> **TASK PROMPT**
Gather up all lines that carry the word "Alerts".

> **Records**
+---+

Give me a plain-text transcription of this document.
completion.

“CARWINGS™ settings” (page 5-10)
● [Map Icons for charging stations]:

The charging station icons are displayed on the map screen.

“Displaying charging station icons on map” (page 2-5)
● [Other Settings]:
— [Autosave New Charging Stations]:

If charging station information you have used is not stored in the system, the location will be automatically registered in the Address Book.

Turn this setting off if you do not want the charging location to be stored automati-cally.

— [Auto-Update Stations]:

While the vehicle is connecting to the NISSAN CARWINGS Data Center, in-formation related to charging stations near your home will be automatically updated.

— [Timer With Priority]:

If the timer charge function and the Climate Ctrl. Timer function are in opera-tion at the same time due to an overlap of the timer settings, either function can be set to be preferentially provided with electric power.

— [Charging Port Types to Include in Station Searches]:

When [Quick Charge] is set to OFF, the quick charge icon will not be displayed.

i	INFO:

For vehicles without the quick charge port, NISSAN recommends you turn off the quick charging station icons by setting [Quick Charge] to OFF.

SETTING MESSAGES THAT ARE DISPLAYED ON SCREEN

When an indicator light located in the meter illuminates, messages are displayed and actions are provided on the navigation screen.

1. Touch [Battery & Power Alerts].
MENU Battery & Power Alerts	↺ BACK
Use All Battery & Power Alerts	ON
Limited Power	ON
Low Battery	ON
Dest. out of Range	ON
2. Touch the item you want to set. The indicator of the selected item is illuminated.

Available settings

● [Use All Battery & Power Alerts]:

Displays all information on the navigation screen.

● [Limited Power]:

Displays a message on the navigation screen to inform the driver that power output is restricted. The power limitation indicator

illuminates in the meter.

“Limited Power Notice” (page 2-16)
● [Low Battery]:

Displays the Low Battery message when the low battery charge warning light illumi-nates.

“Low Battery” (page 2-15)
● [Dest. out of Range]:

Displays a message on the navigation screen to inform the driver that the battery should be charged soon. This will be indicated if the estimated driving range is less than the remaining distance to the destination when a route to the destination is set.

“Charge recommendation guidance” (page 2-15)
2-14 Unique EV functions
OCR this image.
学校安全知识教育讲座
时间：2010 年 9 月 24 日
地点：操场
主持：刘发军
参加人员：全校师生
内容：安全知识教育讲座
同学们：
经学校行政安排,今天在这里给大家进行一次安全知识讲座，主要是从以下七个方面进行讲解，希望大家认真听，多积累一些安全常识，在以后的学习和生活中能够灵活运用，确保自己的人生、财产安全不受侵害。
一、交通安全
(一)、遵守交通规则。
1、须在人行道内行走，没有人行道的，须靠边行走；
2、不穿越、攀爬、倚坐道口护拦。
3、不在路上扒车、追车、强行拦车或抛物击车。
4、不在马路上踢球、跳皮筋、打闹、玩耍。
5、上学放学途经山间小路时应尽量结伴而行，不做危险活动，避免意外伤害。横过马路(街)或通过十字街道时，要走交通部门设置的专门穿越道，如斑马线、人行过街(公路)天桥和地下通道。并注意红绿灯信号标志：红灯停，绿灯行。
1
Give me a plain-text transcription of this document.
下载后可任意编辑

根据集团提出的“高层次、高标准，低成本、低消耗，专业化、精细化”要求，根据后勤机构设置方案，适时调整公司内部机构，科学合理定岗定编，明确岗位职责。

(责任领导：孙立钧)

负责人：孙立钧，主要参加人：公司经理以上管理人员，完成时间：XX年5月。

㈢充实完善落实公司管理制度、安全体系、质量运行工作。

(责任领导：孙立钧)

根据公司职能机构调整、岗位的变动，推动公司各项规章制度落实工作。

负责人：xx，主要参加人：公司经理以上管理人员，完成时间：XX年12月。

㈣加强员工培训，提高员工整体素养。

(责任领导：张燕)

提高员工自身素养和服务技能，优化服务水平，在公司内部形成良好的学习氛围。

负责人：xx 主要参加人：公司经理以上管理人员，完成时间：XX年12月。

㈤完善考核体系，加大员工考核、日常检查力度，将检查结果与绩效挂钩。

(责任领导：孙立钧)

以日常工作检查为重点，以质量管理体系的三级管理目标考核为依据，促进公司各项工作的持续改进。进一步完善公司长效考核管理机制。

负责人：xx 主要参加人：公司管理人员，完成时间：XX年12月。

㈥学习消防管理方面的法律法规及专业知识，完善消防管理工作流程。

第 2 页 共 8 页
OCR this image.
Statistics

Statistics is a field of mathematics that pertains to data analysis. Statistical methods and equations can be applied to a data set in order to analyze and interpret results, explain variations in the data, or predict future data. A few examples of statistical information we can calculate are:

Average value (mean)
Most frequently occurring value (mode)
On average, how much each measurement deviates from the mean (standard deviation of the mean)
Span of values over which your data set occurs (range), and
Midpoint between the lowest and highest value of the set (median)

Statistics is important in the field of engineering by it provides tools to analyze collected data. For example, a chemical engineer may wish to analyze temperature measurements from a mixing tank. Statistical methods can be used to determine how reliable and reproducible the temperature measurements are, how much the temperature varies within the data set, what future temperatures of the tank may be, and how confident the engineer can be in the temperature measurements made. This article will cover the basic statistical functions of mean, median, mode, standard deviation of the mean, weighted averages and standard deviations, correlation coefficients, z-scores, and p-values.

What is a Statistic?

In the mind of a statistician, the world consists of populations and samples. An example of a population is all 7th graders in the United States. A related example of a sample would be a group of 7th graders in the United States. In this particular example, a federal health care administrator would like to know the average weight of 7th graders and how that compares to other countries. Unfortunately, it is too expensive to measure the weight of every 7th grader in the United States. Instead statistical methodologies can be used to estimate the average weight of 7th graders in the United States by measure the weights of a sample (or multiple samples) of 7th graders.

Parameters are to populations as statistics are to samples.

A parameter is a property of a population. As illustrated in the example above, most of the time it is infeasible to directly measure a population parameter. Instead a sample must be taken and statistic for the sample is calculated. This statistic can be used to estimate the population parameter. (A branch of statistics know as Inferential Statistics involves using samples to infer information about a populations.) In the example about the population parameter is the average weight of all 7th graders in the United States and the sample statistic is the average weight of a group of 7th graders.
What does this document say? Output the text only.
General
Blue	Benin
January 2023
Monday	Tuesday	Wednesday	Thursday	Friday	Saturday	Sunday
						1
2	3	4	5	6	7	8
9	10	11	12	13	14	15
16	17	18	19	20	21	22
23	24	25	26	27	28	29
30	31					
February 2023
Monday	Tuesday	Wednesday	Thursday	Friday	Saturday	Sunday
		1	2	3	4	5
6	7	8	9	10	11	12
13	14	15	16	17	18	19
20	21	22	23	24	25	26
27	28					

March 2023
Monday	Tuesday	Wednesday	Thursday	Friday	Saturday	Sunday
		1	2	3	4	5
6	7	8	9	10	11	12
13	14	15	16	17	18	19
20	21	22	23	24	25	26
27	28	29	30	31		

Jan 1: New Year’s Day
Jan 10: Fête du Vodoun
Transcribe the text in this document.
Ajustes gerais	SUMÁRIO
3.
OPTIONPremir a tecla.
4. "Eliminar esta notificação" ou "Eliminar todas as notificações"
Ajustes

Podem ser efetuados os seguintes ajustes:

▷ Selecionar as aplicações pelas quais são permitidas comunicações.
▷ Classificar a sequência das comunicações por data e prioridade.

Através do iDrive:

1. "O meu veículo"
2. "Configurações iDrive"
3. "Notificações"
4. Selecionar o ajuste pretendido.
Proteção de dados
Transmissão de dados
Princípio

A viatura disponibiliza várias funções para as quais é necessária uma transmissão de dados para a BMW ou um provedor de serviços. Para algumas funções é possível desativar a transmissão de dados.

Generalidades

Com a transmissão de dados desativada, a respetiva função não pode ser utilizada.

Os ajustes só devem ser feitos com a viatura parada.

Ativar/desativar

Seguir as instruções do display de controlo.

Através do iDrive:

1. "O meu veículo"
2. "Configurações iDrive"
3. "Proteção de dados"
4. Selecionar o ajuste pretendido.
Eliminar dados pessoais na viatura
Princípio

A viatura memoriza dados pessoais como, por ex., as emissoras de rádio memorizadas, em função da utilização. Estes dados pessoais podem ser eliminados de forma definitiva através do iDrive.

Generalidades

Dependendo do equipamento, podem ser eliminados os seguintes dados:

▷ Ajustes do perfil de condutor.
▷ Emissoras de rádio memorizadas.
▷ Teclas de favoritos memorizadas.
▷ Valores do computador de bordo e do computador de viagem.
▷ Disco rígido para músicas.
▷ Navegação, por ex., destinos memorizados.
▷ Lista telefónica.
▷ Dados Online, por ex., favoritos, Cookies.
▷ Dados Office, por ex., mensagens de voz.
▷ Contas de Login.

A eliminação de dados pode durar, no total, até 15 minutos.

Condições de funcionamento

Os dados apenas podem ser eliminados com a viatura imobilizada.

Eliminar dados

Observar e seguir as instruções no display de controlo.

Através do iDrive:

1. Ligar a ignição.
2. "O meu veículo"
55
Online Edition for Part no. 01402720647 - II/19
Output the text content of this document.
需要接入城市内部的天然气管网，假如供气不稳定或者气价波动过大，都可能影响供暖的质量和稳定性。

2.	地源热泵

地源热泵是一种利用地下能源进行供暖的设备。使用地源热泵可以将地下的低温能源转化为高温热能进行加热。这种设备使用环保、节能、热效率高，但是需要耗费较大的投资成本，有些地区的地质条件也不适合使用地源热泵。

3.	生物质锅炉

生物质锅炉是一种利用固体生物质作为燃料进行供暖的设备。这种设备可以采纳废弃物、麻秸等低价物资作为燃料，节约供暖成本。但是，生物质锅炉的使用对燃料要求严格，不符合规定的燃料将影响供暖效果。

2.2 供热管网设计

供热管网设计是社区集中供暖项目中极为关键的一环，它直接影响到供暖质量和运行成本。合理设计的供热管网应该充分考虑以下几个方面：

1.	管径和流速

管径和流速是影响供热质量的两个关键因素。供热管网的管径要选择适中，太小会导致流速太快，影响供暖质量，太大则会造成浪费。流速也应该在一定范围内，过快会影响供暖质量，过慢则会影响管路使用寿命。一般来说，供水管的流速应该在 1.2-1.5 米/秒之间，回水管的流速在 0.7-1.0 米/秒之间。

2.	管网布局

+---+

> **SOLUTION TO THE PROBLEM**
1. Touch [Battery & Power Alerts].
MENU Battery & Power Alerts	↺ BACK
Use All Battery & Power Alerts	ON
● [Use All Battery & Power Alerts]:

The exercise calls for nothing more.